(Stored records)
────────────────────────────────────────

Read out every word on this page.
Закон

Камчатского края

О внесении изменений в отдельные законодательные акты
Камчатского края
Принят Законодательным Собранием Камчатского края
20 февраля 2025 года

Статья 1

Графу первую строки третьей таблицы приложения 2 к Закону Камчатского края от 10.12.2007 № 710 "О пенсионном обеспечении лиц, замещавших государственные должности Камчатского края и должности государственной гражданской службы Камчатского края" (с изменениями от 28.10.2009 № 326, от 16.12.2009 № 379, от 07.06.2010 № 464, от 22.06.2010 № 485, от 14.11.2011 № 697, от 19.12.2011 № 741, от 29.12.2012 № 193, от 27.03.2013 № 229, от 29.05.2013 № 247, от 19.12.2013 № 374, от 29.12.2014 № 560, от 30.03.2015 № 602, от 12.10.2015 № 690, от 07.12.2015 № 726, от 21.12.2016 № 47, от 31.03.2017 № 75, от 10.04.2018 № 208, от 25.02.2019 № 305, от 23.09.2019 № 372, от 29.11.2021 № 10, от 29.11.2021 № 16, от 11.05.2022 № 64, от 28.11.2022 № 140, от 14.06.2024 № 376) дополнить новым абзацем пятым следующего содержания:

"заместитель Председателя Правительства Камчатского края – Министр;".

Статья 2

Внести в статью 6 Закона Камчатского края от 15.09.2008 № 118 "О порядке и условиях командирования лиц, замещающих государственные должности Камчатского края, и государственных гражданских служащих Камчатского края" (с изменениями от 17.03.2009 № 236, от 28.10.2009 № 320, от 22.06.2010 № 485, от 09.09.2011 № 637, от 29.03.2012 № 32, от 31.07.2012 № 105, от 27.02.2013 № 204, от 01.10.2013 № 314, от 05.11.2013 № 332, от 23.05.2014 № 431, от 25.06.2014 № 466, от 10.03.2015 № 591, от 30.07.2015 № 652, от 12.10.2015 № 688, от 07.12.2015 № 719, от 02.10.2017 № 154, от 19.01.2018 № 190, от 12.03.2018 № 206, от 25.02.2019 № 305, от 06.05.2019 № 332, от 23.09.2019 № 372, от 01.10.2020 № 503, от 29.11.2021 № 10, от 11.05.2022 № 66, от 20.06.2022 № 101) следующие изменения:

────────────────────────────────────────

▶ WHAT THE TASK REQUIRES
Provide all the records again, word for word.

▶ TASK ANSWER
Read out every word on this page.
Закон

Камчатского края

О внесении изменений в отдельные законодательные акты
Камчатского края
Принят Законодательным Собранием Камчатского края
20 февраля 2025 года

Статья 1

Графу первую строки третьей таблицы приложения 2 к Закону Камчатского края от 10.12.2007 № 710 "О пенсионном обеспечении лиц, замещавших государственные должности Камчатского края и должности государственной гражданской службы Камчатского края" (с изменениями от 28.10.2009 № 326, от 16.12.2009 № 379, от 07.06.2010 № 464, от 22.06.2010 № 485, от 14.11.2011 № 697, от 19.12.2011 № 741, от 29.12.2012 № 193, от 27.03.2013 № 229, от 29.05.2013 № 247, от 19.12.2013 № 374, от 29.12.2014 № 560, от 30.03.2015 № 602, от 12.10.2015 № 690, от 07.12.2015 № 726, от 21.12.2016 № 47, от 31.03.2017 № 75, от 10.04.2018 № 208, от 25.02.2019 № 305, от 23.09.2019 № 372, от 29.11.2021 № 10, от 29.11.2021 № 16, от 11.05.2022 № 64, от 28.11.2022 № 140, от 14.06.2024 № 376) дополнить новым абзацем пятым следующего содержания:

"заместитель Председателя Правительства Камчатского края – Министр;".

Статья 2

Внести в статью 6 Закона Камчатского края от 15.09.2008 № 118 "О порядке и условиях командирования лиц, замещающих государственные должности Камчатского края, и государственных гражданских служащих Камчатского края" (с изменениями от 17.03.2009 № 236, от 28.10.2009 № 320, от 22.06.2010 № 485, от 09.09.2011 № 637, от 29.03.2012 № 32, от 31.07.2012 № 105, от 27.02.2013 № 204, от 01.10.2013 № 314, от 05.11.2013 № 332, от 23.05.2014 № 431, от 25.06.2014 № 466, от 10.03.2015 № 591, от 30.07.2015 № 652, от 12.10.2015 № 688, от 07.12.2015 № 719, от 02.10.2017 № 154, от 19.01.2018 № 190, от 12.03.2018 № 206, от 25.02.2019 № 305, от 06.05.2019 № 332, от 23.09.2019 № 372, от 01.10.2020 № 503, от 29.11.2021 № 10, от 11.05.2022 № 66, от 20.06.2022 № 101) следующие изменения:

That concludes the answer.